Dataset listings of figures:
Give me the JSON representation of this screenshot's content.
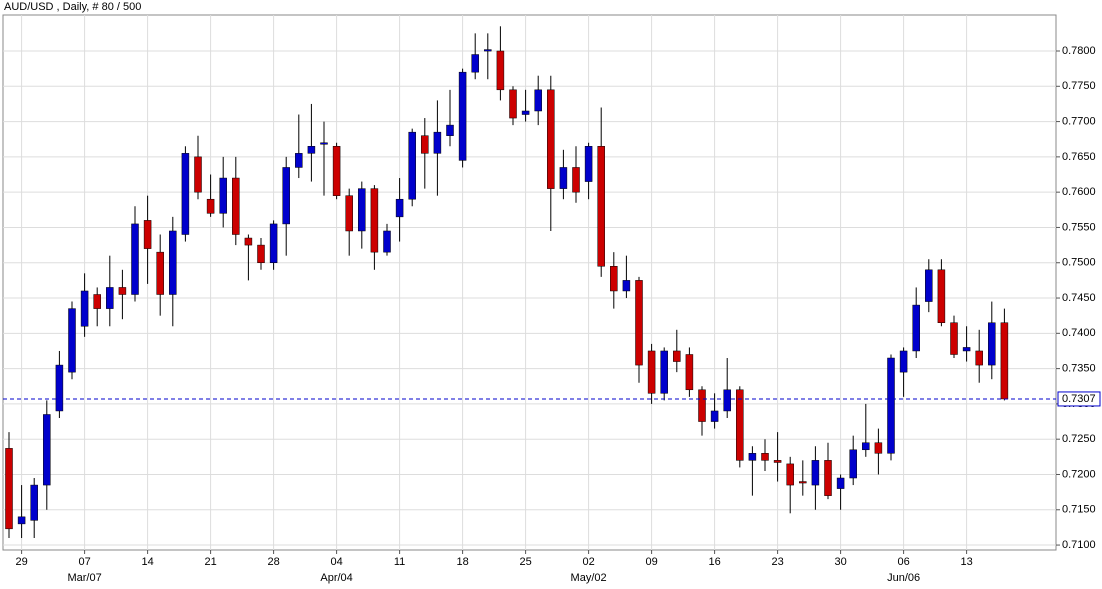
{
  "chart_data": {
    "type": "candlestick",
    "title": "AUD/USD , Daily, # 80 / 500",
    "categories": [
      null,
      "29",
      null,
      null,
      null,
      null,
      "07",
      null,
      null,
      null,
      null,
      "14",
      null,
      null,
      null,
      null,
      "21",
      null,
      null,
      null,
      null,
      "28",
      null,
      null,
      null,
      null,
      "04",
      null,
      null,
      null,
      null,
      "11",
      null,
      null,
      null,
      null,
      "18",
      null,
      null,
      null,
      null,
      "25",
      null,
      null,
      null,
      null,
      "02",
      null,
      null,
      null,
      null,
      "09",
      null,
      null,
      null,
      null,
      "16",
      null,
      null,
      null,
      null,
      "23",
      null,
      null,
      null,
      null,
      "30",
      null,
      null,
      null,
      null,
      "06",
      null,
      null,
      null,
      null,
      "13",
      null,
      null,
      null
    ],
    "month_labels": [
      null,
      null,
      null,
      null,
      null,
      null,
      "Mar/07",
      null,
      null,
      null,
      null,
      null,
      null,
      null,
      null,
      null,
      null,
      null,
      null,
      null,
      null,
      null,
      null,
      null,
      null,
      null,
      "Apr/04",
      null,
      null,
      null,
      null,
      null,
      null,
      null,
      null,
      null,
      null,
      null,
      null,
      null,
      null,
      null,
      null,
      null,
      null,
      null,
      "May/02",
      null,
      null,
      null,
      null,
      null,
      null,
      null,
      null,
      null,
      null,
      null,
      null,
      null,
      null,
      null,
      null,
      null,
      null,
      null,
      null,
      null,
      null,
      null,
      null,
      "Jun/06",
      null,
      null,
      null,
      null,
      null,
      null,
      null,
      null
    ],
    "open": [
      0.7237,
      0.713,
      0.7135,
      0.7185,
      0.729,
      0.7345,
      0.741,
      0.7455,
      0.7435,
      0.7465,
      0.7455,
      0.756,
      0.7515,
      0.7455,
      0.754,
      0.765,
      0.759,
      0.757,
      0.762,
      0.7535,
      0.7525,
      0.75,
      0.7555,
      0.7635,
      0.7655,
      0.767,
      0.7665,
      0.7595,
      0.7545,
      0.7605,
      0.7515,
      0.7565,
      0.759,
      0.768,
      0.7655,
      0.768,
      0.7645,
      0.777,
      0.78,
      0.78,
      0.7745,
      0.771,
      0.7715,
      0.7745,
      0.7605,
      0.7635,
      0.7615,
      0.7665,
      0.7495,
      0.746,
      0.7475,
      0.7375,
      0.7315,
      0.7375,
      0.737,
      0.732,
      0.7275,
      0.729,
      0.732,
      0.722,
      0.723,
      0.722,
      0.7215,
      0.719,
      0.7185,
      0.722,
      0.718,
      0.7195,
      0.7235,
      0.7245,
      0.723,
      0.7345,
      0.7375,
      0.7445,
      0.749,
      0.7415,
      0.7375,
      0.7375,
      0.7355,
      0.7415
    ],
    "high": [
      0.726,
      0.7185,
      0.7195,
      0.7305,
      0.7375,
      0.7445,
      0.7485,
      0.7465,
      0.751,
      0.749,
      0.758,
      0.7595,
      0.754,
      0.7565,
      0.7665,
      0.768,
      0.7625,
      0.765,
      0.765,
      0.754,
      0.7535,
      0.756,
      0.765,
      0.771,
      0.7725,
      0.77,
      0.767,
      0.7605,
      0.7615,
      0.761,
      0.7555,
      0.762,
      0.769,
      0.7705,
      0.773,
      0.7745,
      0.7775,
      0.7825,
      0.7825,
      0.7835,
      0.775,
      0.7745,
      0.7765,
      0.7765,
      0.766,
      0.7665,
      0.767,
      0.772,
      0.7515,
      0.751,
      0.748,
      0.7385,
      0.738,
      0.7405,
      0.738,
      0.7325,
      0.7315,
      0.7365,
      0.7325,
      0.724,
      0.725,
      0.726,
      0.7225,
      0.722,
      0.724,
      0.7245,
      0.72,
      0.7255,
      0.73,
      0.7265,
      0.737,
      0.738,
      0.7465,
      0.7505,
      0.7505,
      0.7425,
      0.741,
      0.7405,
      0.7445,
      0.7435
    ],
    "low": [
      0.711,
      0.711,
      0.711,
      0.715,
      0.728,
      0.7335,
      0.7395,
      0.741,
      0.741,
      0.742,
      0.7445,
      0.747,
      0.7425,
      0.741,
      0.753,
      0.759,
      0.7565,
      0.755,
      0.7525,
      0.7475,
      0.749,
      0.749,
      0.751,
      0.762,
      0.7615,
      0.7595,
      0.759,
      0.751,
      0.752,
      0.749,
      0.751,
      0.753,
      0.758,
      0.7605,
      0.7595,
      0.7665,
      0.7635,
      0.776,
      0.776,
      0.773,
      0.7695,
      0.77,
      0.7695,
      0.7545,
      0.759,
      0.7585,
      0.759,
      0.748,
      0.7435,
      0.745,
      0.733,
      0.73,
      0.7305,
      0.7345,
      0.731,
      0.7255,
      0.7265,
      0.728,
      0.721,
      0.717,
      0.7205,
      0.719,
      0.7145,
      0.717,
      0.715,
      0.7165,
      0.715,
      0.7185,
      0.7225,
      0.72,
      0.722,
      0.731,
      0.7365,
      0.743,
      0.741,
      0.7365,
      0.736,
      0.733,
      0.7335,
      0.7305
    ],
    "close": [
      0.7123,
      0.714,
      0.7185,
      0.7285,
      0.7355,
      0.7435,
      0.746,
      0.7435,
      0.7465,
      0.7455,
      0.7555,
      0.752,
      0.7455,
      0.7545,
      0.7655,
      0.76,
      0.757,
      0.762,
      0.754,
      0.7525,
      0.75,
      0.7555,
      0.7635,
      0.7655,
      0.7665,
      0.767,
      0.7595,
      0.7545,
      0.7605,
      0.7515,
      0.7545,
      0.759,
      0.7685,
      0.7655,
      0.7685,
      0.7695,
      0.777,
      0.7795,
      0.7802,
      0.7745,
      0.7705,
      0.7715,
      0.7745,
      0.7605,
      0.7635,
      0.76,
      0.7665,
      0.7495,
      0.746,
      0.7475,
      0.7355,
      0.7315,
      0.7375,
      0.736,
      0.732,
      0.7275,
      0.729,
      0.732,
      0.722,
      0.723,
      0.722,
      0.7217,
      0.7185,
      0.7188,
      0.722,
      0.717,
      0.7195,
      0.7235,
      0.7245,
      0.723,
      0.7365,
      0.7375,
      0.744,
      0.749,
      0.7415,
      0.737,
      0.738,
      0.7355,
      0.7415,
      0.7307
    ],
    "up_color": "#0000cc",
    "down_color": "#cc0000",
    "last_price": {
      "value": 0.7307,
      "label": "0.7307"
    },
    "last_price_color": "#0000cc",
    "ylim": [
      0.7093,
      0.7851
    ],
    "yticks": [
      {
        "value": 0.71,
        "label": "0.7100"
      },
      {
        "value": 0.715,
        "label": "0.7150"
      },
      {
        "value": 0.72,
        "label": "0.7200"
      },
      {
        "value": 0.725,
        "label": "0.7250"
      },
      {
        "value": 0.73,
        "label": "0.7300"
      },
      {
        "value": 0.735,
        "label": "0.7350"
      },
      {
        "value": 0.74,
        "label": "0.7400"
      },
      {
        "value": 0.745,
        "label": "0.7450"
      },
      {
        "value": 0.75,
        "label": "0.7500"
      },
      {
        "value": 0.755,
        "label": "0.7550"
      },
      {
        "value": 0.76,
        "label": "0.7600"
      },
      {
        "value": 0.765,
        "label": "0.7650"
      },
      {
        "value": 0.77,
        "label": "0.7700"
      },
      {
        "value": 0.775,
        "label": "0.7750"
      },
      {
        "value": 0.78,
        "label": "0.7800"
      }
    ],
    "grid": true
  }
}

◆ Exercise prompt: Copy out the entries verbatim and leave the images out.

◆ Solved exercise:
Give me the JSON representation of this screenshot's content.
{
  "chart_data": {
    "type": "candlestick",
    "title": "AUD/USD , Daily, # 80 / 500",
    "categories": [
      null,
      "29",
      null,
      null,
      null,
      null,
      "07",
      null,
      null,
      null,
      null,
      "14",
      null,
      null,
      null,
      null,
      "21",
      null,
      null,
      null,
      null,
      "28",
      null,
      null,
      null,
      null,
      "04",
      null,
      null,
      null,
      null,
      "11",
      null,
      null,
      null,
      null,
      "18",
      null,
      null,
      null,
      null,
      "25",
      null,
      null,
      null,
      null,
      "02",
      null,
      null,
      null,
      null,
      "09",
      null,
      null,
      null,
      null,
      "16",
      null,
      null,
      null,
      null,
      "23",
      null,
      null,
      null,
      null,
      "30",
      null,
      null,
      null,
      null,
      "06",
      null,
      null,
      null,
      null,
      "13",
      null,
      null,
      null
    ],
    "month_labels": [
      null,
      null,
      null,
      null,
      null,
      null,
      "Mar/07",
      null,
      null,
      null,
      null,
      null,
      null,
      null,
      null,
      null,
      null,
      null,
      null,
      null,
      null,
      null,
      null,
      null,
      null,
      null,
      "Apr/04",
      null,
      null,
      null,
      null,
      null,
      null,
      null,
      null,
      null,
      null,
      null,
      null,
      null,
      null,
      null,
      null,
      null,
      null,
      null,
      "May/02",
      null,
      null,
      null,
      null,
      null,
      null,
      null,
      null,
      null,
      null,
      null,
      null,
      null,
      null,
      null,
      null,
      null,
      null,
      null,
      null,
      null,
      null,
      null,
      null,
      "Jun/06",
      null,
      null,
      null,
      null,
      null,
      null,
      null,
      null
    ],
    "open": [
      0.7237,
      0.713,
      0.7135,
      0.7185,
      0.729,
      0.7345,
      0.741,
      0.7455,
      0.7435,
      0.7465,
      0.7455,
      0.756,
      0.7515,
      0.7455,
      0.754,
      0.765,
      0.759,
      0.757,
      0.762,
      0.7535,
      0.7525,
      0.75,
      0.7555,
      0.7635,
      0.7655,
      0.767,
      0.7665,
      0.7595,
      0.7545,
      0.7605,
      0.7515,
      0.7565,
      0.759,
      0.768,
      0.7655,
      0.768,
      0.7645,
      0.777,
      0.78,
      0.78,
      0.7745,
      0.771,
      0.7715,
      0.7745,
      0.7605,
      0.7635,
      0.7615,
      0.7665,
      0.7495,
      0.746,
      0.7475,
      0.7375,
      0.7315,
      0.7375,
      0.737,
      0.732,
      0.7275,
      0.729,
      0.732,
      0.722,
      0.723,
      0.722,
      0.7215,
      0.719,
      0.7185,
      0.722,
      0.718,
      0.7195,
      0.7235,
      0.7245,
      0.723,
      0.7345,
      0.7375,
      0.7445,
      0.749,
      0.7415,
      0.7375,
      0.7375,
      0.7355,
      0.7415
    ],
    "high": [
      0.726,
      0.7185,
      0.7195,
      0.7305,
      0.7375,
      0.7445,
      0.7485,
      0.7465,
      0.751,
      0.749,
      0.758,
      0.7595,
      0.754,
      0.7565,
      0.7665,
      0.768,
      0.7625,
      0.765,
      0.765,
      0.754,
      0.7535,
      0.756,
      0.765,
      0.771,
      0.7725,
      0.77,
      0.767,
      0.7605,
      0.7615,
      0.761,
      0.7555,
      0.762,
      0.769,
      0.7705,
      0.773,
      0.7745,
      0.7775,
      0.7825,
      0.7825,
      0.7835,
      0.775,
      0.7745,
      0.7765,
      0.7765,
      0.766,
      0.7665,
      0.767,
      0.772,
      0.7515,
      0.751,
      0.748,
      0.7385,
      0.738,
      0.7405,
      0.738,
      0.7325,
      0.7315,
      0.7365,
      0.7325,
      0.724,
      0.725,
      0.726,
      0.7225,
      0.722,
      0.724,
      0.7245,
      0.72,
      0.7255,
      0.73,
      0.7265,
      0.737,
      0.738,
      0.7465,
      0.7505,
      0.7505,
      0.7425,
      0.741,
      0.7405,
      0.7445,
      0.7435
    ],
    "low": [
      0.711,
      0.711,
      0.711,
      0.715,
      0.728,
      0.7335,
      0.7395,
      0.741,
      0.741,
      0.742,
      0.7445,
      0.747,
      0.7425,
      0.741,
      0.753,
      0.759,
      0.7565,
      0.755,
      0.7525,
      0.7475,
      0.749,
      0.749,
      0.751,
      0.762,
      0.7615,
      0.7595,
      0.759,
      0.751,
      0.752,
      0.749,
      0.751,
      0.753,
      0.758,
      0.7605,
      0.7595,
      0.7665,
      0.7635,
      0.776,
      0.776,
      0.773,
      0.7695,
      0.77,
      0.7695,
      0.7545,
      0.759,
      0.7585,
      0.759,
      0.748,
      0.7435,
      0.745,
      0.733,
      0.73,
      0.7305,
      0.7345,
      0.731,
      0.7255,
      0.7265,
      0.728,
      0.721,
      0.717,
      0.7205,
      0.719,
      0.7145,
      0.717,
      0.715,
      0.7165,
      0.715,
      0.7185,
      0.7225,
      0.72,
      0.722,
      0.731,
      0.7365,
      0.743,
      0.741,
      0.7365,
      0.736,
      0.733,
      0.7335,
      0.7305
    ],
    "close": [
      0.7123,
      0.714,
      0.7185,
      0.7285,
      0.7355,
      0.7435,
      0.746,
      0.7435,
      0.7465,
      0.7455,
      0.7555,
      0.752,
      0.7455,
      0.7545,
      0.7655,
      0.76,
      0.757,
      0.762,
      0.754,
      0.7525,
      0.75,
      0.7555,
      0.7635,
      0.7655,
      0.7665,
      0.767,
      0.7595,
      0.7545,
      0.7605,
      0.7515,
      0.7545,
      0.759,
      0.7685,
      0.7655,
      0.7685,
      0.7695,
      0.777,
      0.7795,
      0.7802,
      0.7745,
      0.7705,
      0.7715,
      0.7745,
      0.7605,
      0.7635,
      0.76,
      0.7665,
      0.7495,
      0.746,
      0.7475,
      0.7355,
      0.7315,
      0.7375,
      0.736,
      0.732,
      0.7275,
      0.729,
      0.732,
      0.722,
      0.723,
      0.722,
      0.7217,
      0.7185,
      0.7188,
      0.722,
      0.717,
      0.7195,
      0.7235,
      0.7245,
      0.723,
      0.7365,
      0.7375,
      0.744,
      0.749,
      0.7415,
      0.737,
      0.738,
      0.7355,
      0.7415,
      0.7307
    ],
    "up_color": "#0000cc",
    "down_color": "#cc0000",
    "last_price": {
      "value": 0.7307,
      "label": "0.7307"
    },
    "last_price_color": "#0000cc",
    "ylim": [
      0.7093,
      0.7851
    ],
    "yticks": [
      {
        "value": 0.71,
        "label": "0.7100"
      },
      {
        "value": 0.715,
        "label": "0.7150"
      },
      {
        "value": 0.72,
        "label": "0.7200"
      },
      {
        "value": 0.725,
        "label": "0.7250"
      },
      {
        "value": 0.73,
        "label": "0.7300"
      },
      {
        "value": 0.735,
        "label": "0.7350"
      },
      {
        "value": 0.74,
        "label": "0.7400"
      },
      {
        "value": 0.745,
        "label": "0.7450"
      },
      {
        "value": 0.75,
        "label": "0.7500"
      },
      {
        "value": 0.755,
        "label": "0.7550"
      },
      {
        "value": 0.76,
        "label": "0.7600"
      },
      {
        "value": 0.765,
        "label": "0.7650"
      },
      {
        "value": 0.77,
        "label": "0.7700"
      },
      {
        "value": 0.775,
        "label": "0.7750"
      },
      {
        "value": 0.78,
        "label": "0.7800"
      }
    ],
    "grid": true
  }
}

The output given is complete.